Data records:
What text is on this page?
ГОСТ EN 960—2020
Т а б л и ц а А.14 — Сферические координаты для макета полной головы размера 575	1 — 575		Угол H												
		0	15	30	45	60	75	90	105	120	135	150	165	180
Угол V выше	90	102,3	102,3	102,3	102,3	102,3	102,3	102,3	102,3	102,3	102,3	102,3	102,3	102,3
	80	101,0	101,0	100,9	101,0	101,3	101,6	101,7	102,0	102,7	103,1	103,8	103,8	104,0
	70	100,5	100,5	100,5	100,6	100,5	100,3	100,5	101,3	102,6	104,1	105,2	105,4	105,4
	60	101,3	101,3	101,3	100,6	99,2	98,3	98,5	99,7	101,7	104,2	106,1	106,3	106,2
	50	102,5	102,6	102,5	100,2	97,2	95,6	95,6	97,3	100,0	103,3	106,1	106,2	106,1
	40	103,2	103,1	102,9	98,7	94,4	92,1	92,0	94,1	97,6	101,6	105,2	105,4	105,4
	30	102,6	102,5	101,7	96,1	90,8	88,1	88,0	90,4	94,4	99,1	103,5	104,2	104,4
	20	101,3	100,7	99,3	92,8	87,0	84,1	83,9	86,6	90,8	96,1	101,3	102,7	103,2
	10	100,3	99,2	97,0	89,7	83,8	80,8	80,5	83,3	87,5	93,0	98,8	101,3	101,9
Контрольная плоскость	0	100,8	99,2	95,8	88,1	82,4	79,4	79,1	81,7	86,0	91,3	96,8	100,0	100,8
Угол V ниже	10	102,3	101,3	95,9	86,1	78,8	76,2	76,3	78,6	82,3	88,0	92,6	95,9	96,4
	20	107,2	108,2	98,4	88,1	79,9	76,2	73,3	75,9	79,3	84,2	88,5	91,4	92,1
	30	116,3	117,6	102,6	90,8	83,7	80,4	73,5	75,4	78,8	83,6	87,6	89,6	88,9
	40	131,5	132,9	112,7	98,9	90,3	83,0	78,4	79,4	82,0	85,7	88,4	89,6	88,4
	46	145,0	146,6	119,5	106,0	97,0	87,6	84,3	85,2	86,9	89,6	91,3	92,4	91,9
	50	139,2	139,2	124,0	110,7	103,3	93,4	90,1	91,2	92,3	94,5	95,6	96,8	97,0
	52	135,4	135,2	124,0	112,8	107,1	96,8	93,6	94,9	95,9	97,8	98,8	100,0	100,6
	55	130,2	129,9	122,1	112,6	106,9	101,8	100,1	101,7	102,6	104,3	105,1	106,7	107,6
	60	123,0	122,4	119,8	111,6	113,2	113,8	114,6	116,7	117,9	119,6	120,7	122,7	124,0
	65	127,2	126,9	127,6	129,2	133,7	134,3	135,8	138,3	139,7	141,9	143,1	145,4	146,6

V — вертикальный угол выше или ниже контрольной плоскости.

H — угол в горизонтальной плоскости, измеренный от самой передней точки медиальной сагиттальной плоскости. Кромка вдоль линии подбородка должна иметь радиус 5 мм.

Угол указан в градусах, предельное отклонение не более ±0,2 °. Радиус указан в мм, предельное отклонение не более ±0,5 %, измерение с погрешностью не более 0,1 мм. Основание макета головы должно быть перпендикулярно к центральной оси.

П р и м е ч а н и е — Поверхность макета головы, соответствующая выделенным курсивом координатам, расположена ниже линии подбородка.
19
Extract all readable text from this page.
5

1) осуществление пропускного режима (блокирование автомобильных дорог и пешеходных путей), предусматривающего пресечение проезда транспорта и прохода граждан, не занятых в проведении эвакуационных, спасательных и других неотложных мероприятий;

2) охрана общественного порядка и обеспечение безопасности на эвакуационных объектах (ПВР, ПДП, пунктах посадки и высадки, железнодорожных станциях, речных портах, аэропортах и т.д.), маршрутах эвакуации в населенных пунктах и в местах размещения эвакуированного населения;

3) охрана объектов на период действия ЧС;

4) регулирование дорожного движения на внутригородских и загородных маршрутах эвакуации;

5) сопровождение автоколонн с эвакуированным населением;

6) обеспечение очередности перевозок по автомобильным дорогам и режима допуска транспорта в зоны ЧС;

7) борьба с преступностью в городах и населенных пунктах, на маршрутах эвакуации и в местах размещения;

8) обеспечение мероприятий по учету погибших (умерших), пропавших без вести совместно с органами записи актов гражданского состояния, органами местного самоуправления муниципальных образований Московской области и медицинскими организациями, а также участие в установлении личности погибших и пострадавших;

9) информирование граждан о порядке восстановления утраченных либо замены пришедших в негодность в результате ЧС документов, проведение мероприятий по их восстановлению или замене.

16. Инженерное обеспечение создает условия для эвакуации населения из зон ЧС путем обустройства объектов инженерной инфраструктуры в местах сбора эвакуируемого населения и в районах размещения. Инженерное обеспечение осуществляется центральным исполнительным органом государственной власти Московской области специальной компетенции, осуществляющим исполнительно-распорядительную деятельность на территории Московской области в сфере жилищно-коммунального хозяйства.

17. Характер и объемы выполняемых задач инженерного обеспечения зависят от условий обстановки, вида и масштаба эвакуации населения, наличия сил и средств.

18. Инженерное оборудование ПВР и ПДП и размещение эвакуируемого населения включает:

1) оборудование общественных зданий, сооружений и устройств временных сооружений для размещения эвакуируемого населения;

# [WHAT IS BEING ASKED]
Exactly reproduce every record.

# [IN RESPONSE]
What text is on this page?
ГОСТ EN 960—2020
Т а б л и ц а А.14 — Сферические координаты для макета полной головы размера 575	1 — 575		Угол H												
		0	15	30	45	60	75	90	105	120	135	150	165	180
Угол V выше	90	102,3	102,3	102,3	102,3	102,3	102,3	102,3	102,3	102,3	102,3	102,3	102,3	102,3
	80	101,0	101,0	100,9	101,0	101,3	101,6	101,7	102,0	102,7	103,1	103,8	103,8	104,0
	70	100,5	100,5	100,5	100,6	100,5	100,3	100,5	101,3	102,6	104,1	105,2	105,4	105,4
	60	101,3	101,3	101,3	100,6	99,2	98,3	98,5	99,7	101,7	104,2	106,1	106,3	106,2
	50	102,5	102,6	102,5	100,2	97,2	95,6	95,6	97,3	100,0	103,3	106,1	106,2	106,1
	40	103,2	103,1	102,9	98,7	94,4	92,1	92,0	94,1	97,6	101,6	105,2	105,4	105,4
	30	102,6	102,5	101,7	96,1	90,8	88,1	88,0	90,4	94,4	99,1	103,5	104,2	104,4
	20	101,3	100,7	99,3	92,8	87,0	84,1	83,9	86,6	90,8	96,1	101,3	102,7	103,2
	10	100,3	99,2	97,0	89,7	83,8	80,8	80,5	83,3	87,5	93,0	98,8	101,3	101,9
Контрольная плоскость	0	100,8	99,2	95,8	88,1	82,4	79,4	79,1	81,7	86,0	91,3	96,8	100,0	100,8
Угол V ниже	10	102,3	101,3	95,9	86,1	78,8	76,2	76,3	78,6	82,3	88,0	92,6	95,9	96,4
	20	107,2	108,2	98,4	88,1	79,9	76,2	73,3	75,9	79,3	84,2	88,5	91,4	92,1
	30	116,3	117,6	102,6	90,8	83,7	80,4	73,5	75,4	78,8	83,6	87,6	89,6	88,9
	40	131,5	132,9	112,7	98,9	90,3	83,0	78,4	79,4	82,0	85,7	88,4	89,6	88,4
	46	145,0	146,6	119,5	106,0	97,0	87,6	84,3	85,2	86,9	89,6	91,3	92,4	91,9
	50	139,2	139,2	124,0	110,7	103,3	93,4	90,1	91,2	92,3	94,5	95,6	96,8	97,0
	52	135,4	135,2	124,0	112,8	107,1	96,8	93,6	94,9	95,9	97,8	98,8	100,0	100,6
	55	130,2	129,9	122,1	112,6	106,9	101,8	100,1	101,7	102,6	104,3	105,1	106,7	107,6
	60	123,0	122,4	119,8	111,6	113,2	113,8	114,6	116,7	117,9	119,6	120,7	122,7	124,0
	65	127,2	126,9	127,6	129,2	133,7	134,3	135,8	138,3	139,7	141,9	143,1	145,4	146,6

V — вертикальный угол выше или ниже контрольной плоскости.

H — угол в горизонтальной плоскости, измеренный от самой передней точки медиальной сагиттальной плоскости. Кромка вдоль линии подбородка должна иметь радиус 5 мм.

Угол указан в градусах, предельное отклонение не более ±0,2 °. Радиус указан в мм, предельное отклонение не более ±0,5 %, измерение с погрешностью не более 0,1 мм. Основание макета головы должно быть перпендикулярно к центральной оси.

П р и м е ч а н и е — Поверхность макета головы, соответствующая выделенным курсивом координатам, расположена ниже линии подбородка.
19
Extract all readable text from this page.
5

1) осуществление пропускного режима (блокирование автомобильных дорог и пешеходных путей), предусматривающего пресечение проезда транспорта и прохода граждан, не занятых в проведении эвакуационных, спасательных и других неотложных мероприятий;

2) охрана общественного порядка и обеспечение безопасности на эвакуационных объектах (ПВР, ПДП, пунктах посадки и высадки, железнодорожных станциях, речных портах, аэропортах и т.д.), маршрутах эвакуации в населенных пунктах и в местах размещения эвакуированного населения;

3) охрана объектов на период действия ЧС;

4) регулирование дорожного движения на внутригородских и загородных маршрутах эвакуации;

5) сопровождение автоколонн с эвакуированным населением;

6) обеспечение очередности перевозок по автомобильным дорогам и режима допуска транспорта в зоны ЧС;

7) борьба с преступностью в городах и населенных пунктах, на маршрутах эвакуации и в местах размещения;

8) обеспечение мероприятий по учету погибших (умерших), пропавших без вести совместно с органами записи актов гражданского состояния, органами местного самоуправления муниципальных образований Московской области и медицинскими организациями, а также участие в установлении личности погибших и пострадавших;

9) информирование граждан о порядке восстановления утраченных либо замены пришедших в негодность в результате ЧС документов, проведение мероприятий по их восстановлению или замене.

16. Инженерное обеспечение создает условия для эвакуации населения из зон ЧС путем обустройства объектов инженерной инфраструктуры в местах сбора эвакуируемого населения и в районах размещения. Инженерное обеспечение осуществляется центральным исполнительным органом государственной власти Московской области специальной компетенции, осуществляющим исполнительно-распорядительную деятельность на территории Московской области в сфере жилищно-коммунального хозяйства.

17. Характер и объемы выполняемых задач инженерного обеспечения зависят от условий обстановки, вида и масштаба эвакуации населения, наличия сил и средств.

18. Инженерное оборудование ПВР и ПДП и размещение эвакуируемого населения включает:

1) оборудование общественных зданий, сооружений и устройств временных сооружений для размещения эвакуируемого населения;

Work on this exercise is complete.